• **DIRECTIONS FOR THIS TASK**
Write out the listing below word for word, from its beginning up to and including the line with "The gear 25 is at (336, 102).". Leave the pictures out of your answer.

• **TASK INPUTS**
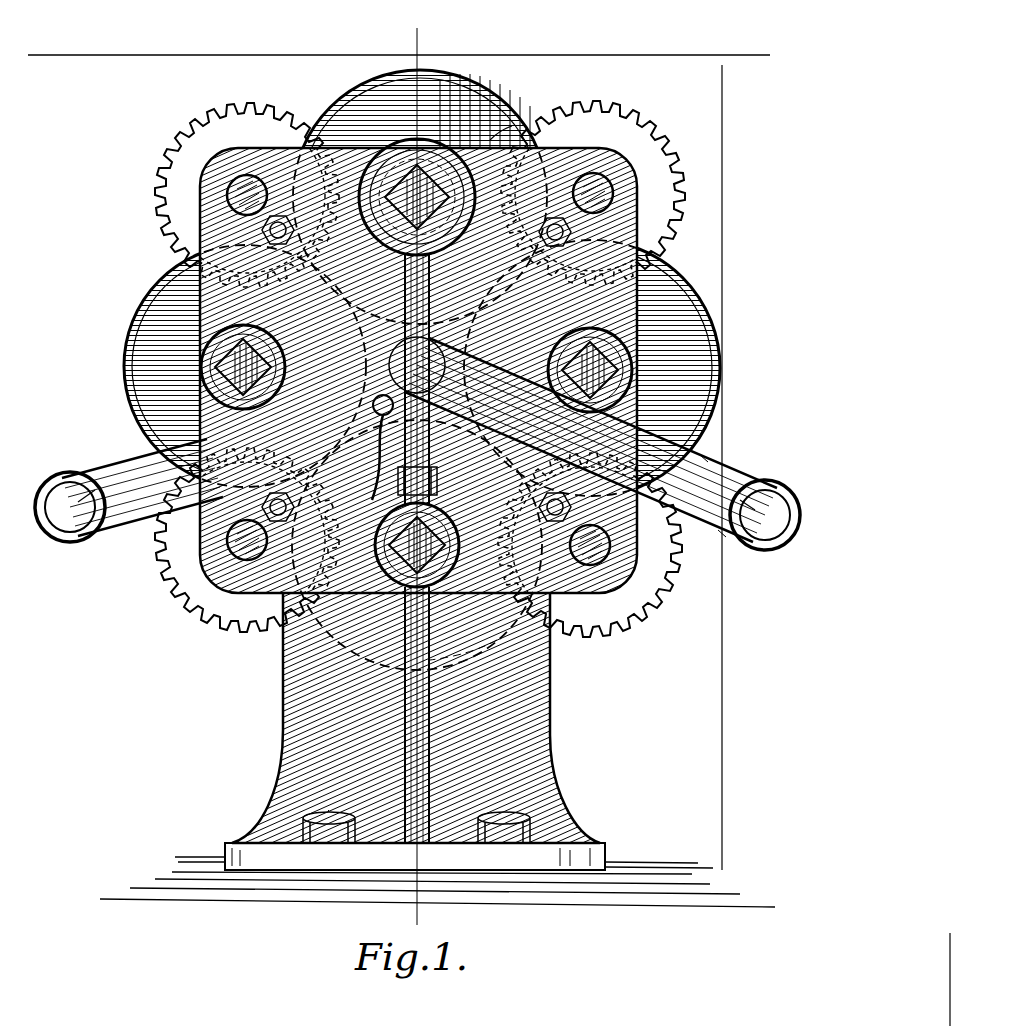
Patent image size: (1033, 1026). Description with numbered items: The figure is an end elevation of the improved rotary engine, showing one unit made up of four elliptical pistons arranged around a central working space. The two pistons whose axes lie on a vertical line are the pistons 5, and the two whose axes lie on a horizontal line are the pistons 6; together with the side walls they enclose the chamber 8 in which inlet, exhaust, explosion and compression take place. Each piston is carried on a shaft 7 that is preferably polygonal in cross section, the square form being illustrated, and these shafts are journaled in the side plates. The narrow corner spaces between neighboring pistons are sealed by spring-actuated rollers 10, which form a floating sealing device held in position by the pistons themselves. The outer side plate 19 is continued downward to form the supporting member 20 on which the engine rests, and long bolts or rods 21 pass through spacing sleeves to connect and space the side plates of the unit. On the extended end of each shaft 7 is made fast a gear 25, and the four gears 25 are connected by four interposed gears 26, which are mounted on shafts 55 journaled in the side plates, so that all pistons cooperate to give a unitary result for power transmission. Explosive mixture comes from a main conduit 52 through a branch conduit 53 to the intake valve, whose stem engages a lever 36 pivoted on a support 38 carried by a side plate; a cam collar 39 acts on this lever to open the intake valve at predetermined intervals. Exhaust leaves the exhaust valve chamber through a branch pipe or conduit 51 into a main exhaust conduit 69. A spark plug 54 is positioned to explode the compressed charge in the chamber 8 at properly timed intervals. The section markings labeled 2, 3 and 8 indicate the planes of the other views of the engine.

The section line 2- 2 is at (723, 118).
The section line 3- 3 is at (418, 40).
The pistons 5 is at (520, 112).
The pistons 6 is at (123, 374).
The shafts 7 is at (240, 205).
The chamber 8 is at (52, 53).
The spring-actuated rollers 10 is at (488, 311).
The side walls 19 is at (638, 228).
The supporting members 20 is at (553, 698).
The long bolts or rods 21 is at (268, 237).
The gear 25 is at (336, 102).
The interposed gears 26 is at (195, 145).
The lever 36 is at (572, 409).
The support 38 is at (446, 491).
The cam collar 39 is at (497, 140).
The branch pipe or conduit 51 is at (123, 522).
The main conduit 52 is at (762, 551).
The branch conduit 53 is at (717, 452).
The spark plug 54 is at (370, 399).
The shafts 55 is at (228, 197).
The main exhaust conduit 69 is at (73, 549).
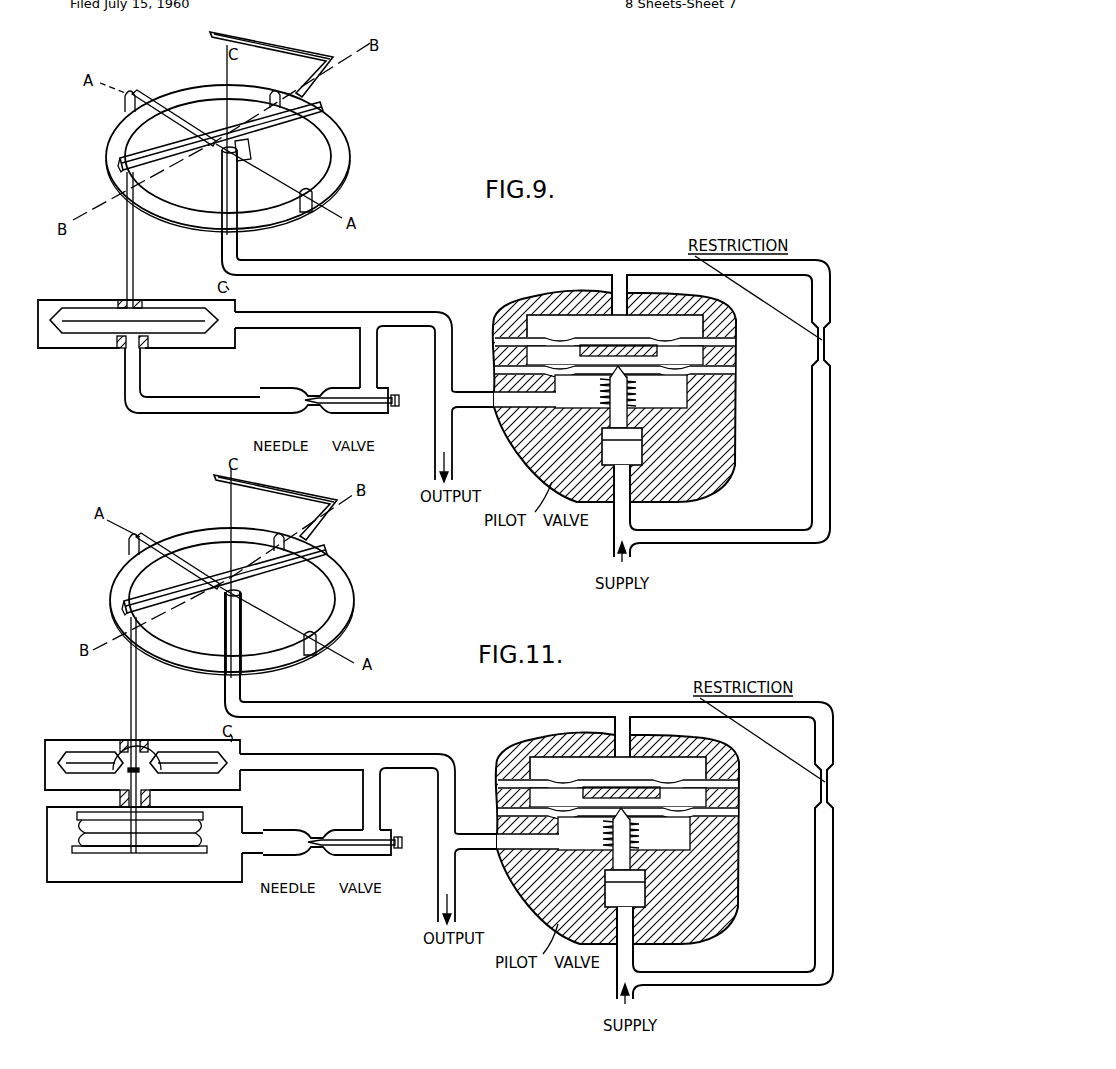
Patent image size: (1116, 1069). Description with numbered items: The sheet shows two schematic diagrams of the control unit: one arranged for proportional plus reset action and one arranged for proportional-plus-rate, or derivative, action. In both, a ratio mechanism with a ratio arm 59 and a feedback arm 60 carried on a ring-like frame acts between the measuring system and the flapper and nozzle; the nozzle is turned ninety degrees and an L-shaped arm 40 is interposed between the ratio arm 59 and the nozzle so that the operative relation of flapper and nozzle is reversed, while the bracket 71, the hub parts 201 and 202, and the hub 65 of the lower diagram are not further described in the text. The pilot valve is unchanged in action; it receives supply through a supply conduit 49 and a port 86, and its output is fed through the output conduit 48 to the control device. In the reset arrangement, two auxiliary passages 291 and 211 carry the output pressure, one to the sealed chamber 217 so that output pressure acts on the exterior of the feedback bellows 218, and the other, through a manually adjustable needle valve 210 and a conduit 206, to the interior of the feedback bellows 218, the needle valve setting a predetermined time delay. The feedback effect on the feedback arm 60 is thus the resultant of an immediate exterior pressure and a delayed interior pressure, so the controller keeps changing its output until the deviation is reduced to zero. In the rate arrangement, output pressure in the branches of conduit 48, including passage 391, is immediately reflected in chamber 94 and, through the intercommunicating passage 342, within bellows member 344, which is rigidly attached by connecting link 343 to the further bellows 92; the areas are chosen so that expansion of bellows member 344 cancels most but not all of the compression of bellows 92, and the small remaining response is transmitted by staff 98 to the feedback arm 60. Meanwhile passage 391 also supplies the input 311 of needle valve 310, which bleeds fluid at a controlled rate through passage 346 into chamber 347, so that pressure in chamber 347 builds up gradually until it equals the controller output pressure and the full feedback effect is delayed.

• **COMPLETE OUTPUT**
Patent image size: (1033, 1026). Description with numbered items: The figure is an end elevation of the improved rotary engine, showing one unit made up of four elliptical pistons arranged around a central working space. The two pistons whose axes lie on a vertical line are the pistons 5, and the two whose axes lie on a horizontal line are the pistons 6; together with the side walls they enclose the chamber 8 in which inlet, exhaust, explosion and compression take place. Each piston is carried on a shaft 7 that is preferably polygonal in cross section, the square form being illustrated, and these shafts are journaled in the side plates. The narrow corner spaces between neighboring pistons are sealed by spring-actuated rollers 10, which form a floating sealing device held in position by the pistons themselves. The outer side plate 19 is continued downward to form the supporting member 20 on which the engine rests, and long bolts or rods 21 pass through spacing sleeves to connect and space the side plates of the unit. On the extended end of each shaft 7 is made fast a gear 25, and the four gears 25 are connected by four interposed gears 26, which are mounted on shafts 55 journaled in the side plates, so that all pistons cooperate to give a unitary result for power transmission. Explosive mixture comes from a main conduit 52 through a branch conduit 53 to the intake valve, whose stem engages a lever 36 pivoted on a support 38 carried by a side plate; a cam collar 39 acts on this lever to open the intake valve at predetermined intervals. Exhaust leaves the exhaust valve chamber through a branch pipe or conduit 51 into a main exhaust conduit 69. A spark plug 54 is positioned to explode the compressed charge in the chamber 8 at properly timed intervals. The section markings labeled 2, 3 and 8 indicate the planes of the other views of the engine.

The section line 2- 2 is at (723, 118).
The section line 3- 3 is at (418, 40).
The pistons 5 is at (520, 112).
The pistons 6 is at (123, 374).
The shafts 7 is at (240, 205).
The chamber 8 is at (52, 53).
The spring-actuated rollers 10 is at (488, 311).
The side walls 19 is at (638, 228).
The supporting members 20 is at (553, 698).
The long bolts or rods 21 is at (268, 237).
The gear 25 is at (336, 102).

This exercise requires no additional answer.